With the images removed, repeat the data below exactly.

━━━━━ Raw records ━━━━━

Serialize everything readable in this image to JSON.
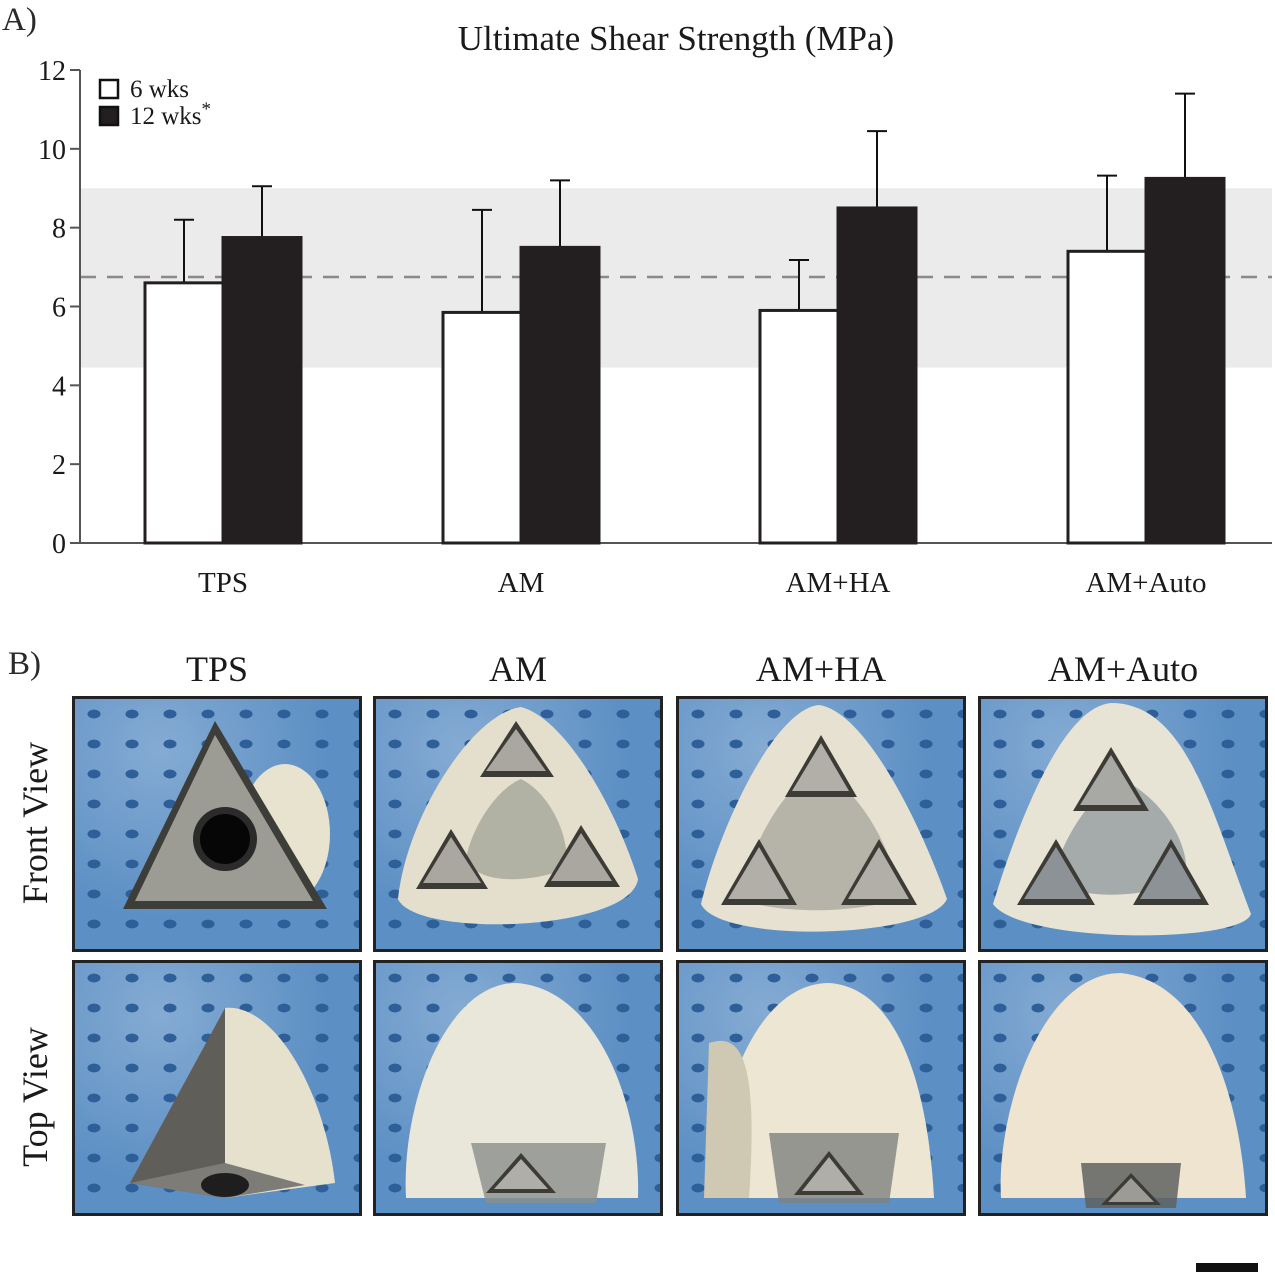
{
  "panel_a_label": "A)",
  "panel_b_label": "B)",
  "chart_data": {
    "type": "bar",
    "title": "Ultimate Shear Strength (MPa)",
    "xlabel": "",
    "ylabel": "",
    "categories": [
      "TPS",
      "AM",
      "AM+HA",
      "AM+Auto"
    ],
    "ylim": [
      0,
      12
    ],
    "yticks": [
      0,
      2,
      4,
      6,
      8,
      10,
      12
    ],
    "series": [
      {
        "name": "6 wks",
        "values": [
          6.6,
          5.85,
          5.9,
          7.4
        ],
        "error": [
          1.6,
          2.6,
          1.28,
          1.92
        ],
        "color": "#ffffff"
      },
      {
        "name": "12 wks",
        "values": [
          7.75,
          7.5,
          8.5,
          9.25
        ],
        "error": [
          1.3,
          1.7,
          1.95,
          2.15
        ],
        "color": "#231f20",
        "annotation": "*"
      }
    ],
    "reference_band": [
      4.45,
      9.0
    ],
    "reference_line": 6.75,
    "legend_position": "top-left",
    "grid": false
  },
  "panel_b": {
    "columns": [
      "TPS",
      "AM",
      "AM+HA",
      "AM+Auto"
    ],
    "rows": [
      "Front View",
      "Top View"
    ]
  }
}
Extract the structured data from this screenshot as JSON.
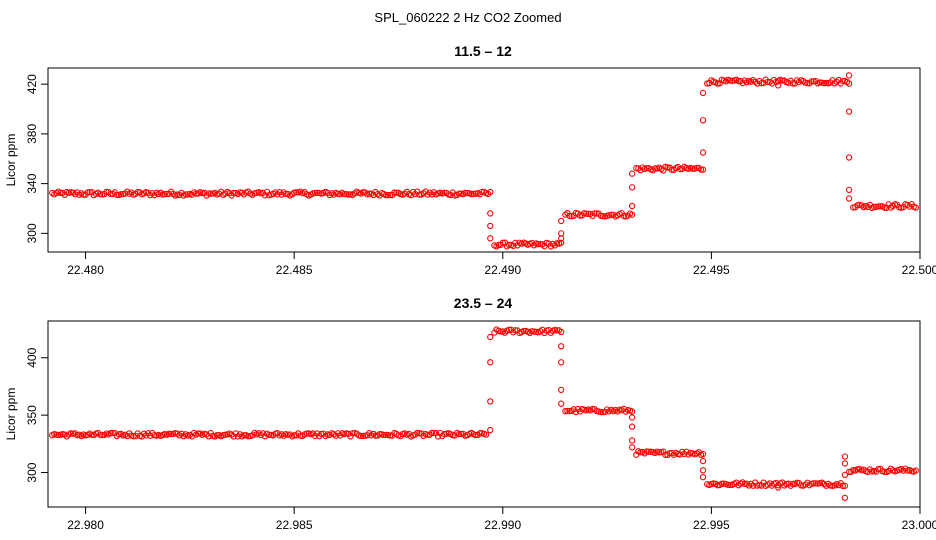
{
  "figure": {
    "suptitle": "SPL_060222  2 Hz CO2 Zoomed"
  },
  "chart_data": [
    {
      "type": "scatter",
      "title": "11.5 – 12",
      "xlabel": "",
      "ylabel": "Licor ppm",
      "xlim": [
        22.4791,
        22.5
      ],
      "ylim": [
        285,
        433
      ],
      "xticks": [
        22.48,
        22.485,
        22.49,
        22.495,
        22.5
      ],
      "xtick_labels": [
        "22.480",
        "22.485",
        "22.490",
        "22.495",
        "22.500"
      ],
      "yticks": [
        300,
        340,
        380,
        420
      ],
      "ytick_labels": [
        "300",
        "340",
        "380",
        "420"
      ],
      "grid": false,
      "marker_color": "#ff0000",
      "segments": [
        {
          "x_start": 22.4792,
          "x_end": 22.4897,
          "y": 332
        },
        {
          "x_start": 22.4898,
          "x_end": 22.4914,
          "y": 291
        },
        {
          "x_start": 22.4915,
          "x_end": 22.4931,
          "y": 315
        },
        {
          "x_start": 22.4932,
          "x_end": 22.4948,
          "y": 352
        },
        {
          "x_start": 22.4949,
          "x_end": 22.4983,
          "y": 422
        },
        {
          "x_start": 22.4984,
          "x_end": 22.4999,
          "y": 322
        }
      ],
      "transitions": [
        {
          "x": 22.4897,
          "y": [
            316,
            306,
            296
          ]
        },
        {
          "x": 22.4914,
          "y": [
            296,
            300,
            310
          ]
        },
        {
          "x": 22.4931,
          "y": [
            322,
            337,
            348
          ]
        },
        {
          "x": 22.4948,
          "y": [
            365,
            391,
            413
          ]
        },
        {
          "x": 22.4983,
          "y": [
            427,
            398,
            361,
            335,
            328
          ]
        }
      ],
      "outliers": [
        {
          "x": 22.4966,
          "y": 419
        }
      ]
    },
    {
      "type": "scatter",
      "title": "23.5 – 24",
      "xlabel": "",
      "ylabel": "Licor ppm",
      "xlim": [
        22.9791,
        23.0
      ],
      "ylim": [
        270,
        432
      ],
      "xticks": [
        22.98,
        22.985,
        22.99,
        22.995,
        23.0
      ],
      "xtick_labels": [
        "22.980",
        "22.985",
        "22.990",
        "22.995",
        "23.000"
      ],
      "yticks": [
        300,
        350,
        400
      ],
      "ytick_labels": [
        "300",
        "350",
        "400"
      ],
      "grid": false,
      "marker_color": "#ff0000",
      "segments": [
        {
          "x_start": 22.9792,
          "x_end": 22.9896,
          "y": 333
        },
        {
          "x_start": 22.9898,
          "x_end": 22.9914,
          "y": 423
        },
        {
          "x_start": 22.9915,
          "x_end": 22.9931,
          "y": 354
        },
        {
          "x_start": 22.9932,
          "x_end": 22.9948,
          "y": 317
        },
        {
          "x_start": 22.9949,
          "x_end": 22.9982,
          "y": 290
        },
        {
          "x_start": 22.9983,
          "x_end": 22.9999,
          "y": 302
        }
      ],
      "transitions": [
        {
          "x": 22.9897,
          "y": [
            337,
            362,
            396,
            418
          ]
        },
        {
          "x": 22.9914,
          "y": [
            410,
            396,
            372,
            360
          ]
        },
        {
          "x": 22.9931,
          "y": [
            348,
            340,
            328,
            322
          ]
        },
        {
          "x": 22.9948,
          "y": [
            310,
            302,
            296
          ]
        },
        {
          "x": 22.9982,
          "y": [
            278,
            298,
            314,
            308
          ]
        }
      ],
      "outliers": [
        {
          "x": 22.9966,
          "y": 287
        }
      ]
    }
  ]
}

━━━━━

## Exercise output:
Serialize everything readable in this image to JSON.
{
  "panel_a_label": "A)",
  "panel_b_label": "B)",
  "chart_data": {
    "type": "bar",
    "title": "Ultimate Shear Strength (MPa)",
    "xlabel": "",
    "ylabel": "",
    "categories": [
      "TPS",
      "AM",
      "AM+HA",
      "AM+Auto"
    ],
    "ylim": [
      0,
      12
    ],
    "yticks": [
      0,
      2,
      4,
      6,
      8,
      10,
      12
    ],
    "series": [
      {
        "name": "6 wks",
        "values": [
          6.6,
          5.85,
          5.9,
          7.4
        ],
        "error": [
          1.6,
          2.6,
          1.28,
          1.92
        ],
        "color": "#ffffff"
      },
      {
        "name": "12 wks",
        "values": [
          7.75,
          7.5,
          8.5,
          9.25
        ],
        "error": [
          1.3,
          1.7,
          1.95,
          2.15
        ],
        "color": "#231f20",
        "annotation": "*"
      }
    ],
    "reference_band": [
      4.45,
      9.0
    ],
    "reference_line": 6.75,
    "legend_position": "top-left",
    "grid": false
  },
  "panel_b": {
    "columns": [
      "TPS",
      "AM",
      "AM+HA",
      "AM+Auto"
    ],
    "rows": [
      "Front View",
      "Top View"
    ]
  }
}
Extract the structured data from this screenshot as JSON.
{
  "figure": {
    "suptitle": "SPL_060222  2 Hz CO2 Zoomed"
  },
  "chart_data": [
    {
      "type": "scatter",
      "title": "11.5 – 12",
      "xlabel": "",
      "ylabel": "Licor ppm",
      "xlim": [
        22.4791,
        22.5
      ],
      "ylim": [
        285,
        433
      ],
      "xticks": [
        22.48,
        22.485,
        22.49,
        22.495,
        22.5
      ],
      "xtick_labels": [
        "22.480",
        "22.485",
        "22.490",
        "22.495",
        "22.500"
      ],
      "yticks": [
        300,
        340,
        380,
        420
      ],
      "ytick_labels": [
        "300",
        "340",
        "380",
        "420"
      ],
      "grid": false,
      "marker_color": "#ff0000",
      "segments": [
        {
          "x_start": 22.4792,
          "x_end": 22.4897,
          "y": 332
        },
        {
          "x_start": 22.4898,
          "x_end": 22.4914,
          "y": 291
        },
        {
          "x_start": 22.4915,
          "x_end": 22.4931,
          "y": 315
        },
        {
          "x_start": 22.4932,
          "x_end": 22.4948,
          "y": 352
        },
        {
          "x_start": 22.4949,
          "x_end": 22.4983,
          "y": 422
        },
        {
          "x_start": 22.4984,
          "x_end": 22.4999,
          "y": 322
        }
      ],
      "transitions": [
        {
          "x": 22.4897,
          "y": [
            316,
            306,
            296
          ]
        },
        {
          "x": 22.4914,
          "y": [
            296,
            300,
            310
          ]
        },
        {
          "x": 22.4931,
          "y": [
            322,
            337,
            348
          ]
        },
        {
          "x": 22.4948,
          "y": [
            365,
            391,
            413
          ]
        },
        {
          "x": 22.4983,
          "y": [
            427,
            398,
            361,
            335,
            328
          ]
        }
      ],
      "outliers": [
        {
          "x": 22.4966,
          "y": 419
        }
      ]
    },
    {
      "type": "scatter",
      "title": "23.5 – 24",
      "xlabel": "",
      "ylabel": "Licor ppm",
      "xlim": [
        22.9791,
        23.0
      ],
      "ylim": [
        270,
        432
      ],
      "xticks": [
        22.98,
        22.985,
        22.99,
        22.995,
        23.0
      ],
      "xtick_labels": [
        "22.980",
        "22.985",
        "22.990",
        "22.995",
        "23.000"
      ],
      "yticks": [
        300,
        350,
        400
      ],
      "ytick_labels": [
        "300",
        "350",
        "400"
      ],
      "grid": false,
      "marker_color": "#ff0000",
      "segments": [
        {
          "x_start": 22.9792,
          "x_end": 22.9896,
          "y": 333
        },
        {
          "x_start": 22.9898,
          "x_end": 22.9914,
          "y": 423
        },
        {
          "x_start": 22.9915,
          "x_end": 22.9931,
          "y": 354
        },
        {
          "x_start": 22.9932,
          "x_end": 22.9948,
          "y": 317
        },
        {
          "x_start": 22.9949,
          "x_end": 22.9982,
          "y": 290
        },
        {
          "x_start": 22.9983,
          "x_end": 22.9999,
          "y": 302
        }
      ],
      "transitions": [
        {
          "x": 22.9897,
          "y": [
            337,
            362,
            396,
            418
          ]
        },
        {
          "x": 22.9914,
          "y": [
            410,
            396,
            372,
            360
          ]
        },
        {
          "x": 22.9931,
          "y": [
            348,
            340,
            328,
            322
          ]
        },
        {
          "x": 22.9948,
          "y": [
            310,
            302,
            296
          ]
        },
        {
          "x": 22.9982,
          "y": [
            278,
            298,
            314,
            308
          ]
        }
      ],
      "outliers": [
        {
          "x": 22.9966,
          "y": 287
        }
      ]
    }
  ]
}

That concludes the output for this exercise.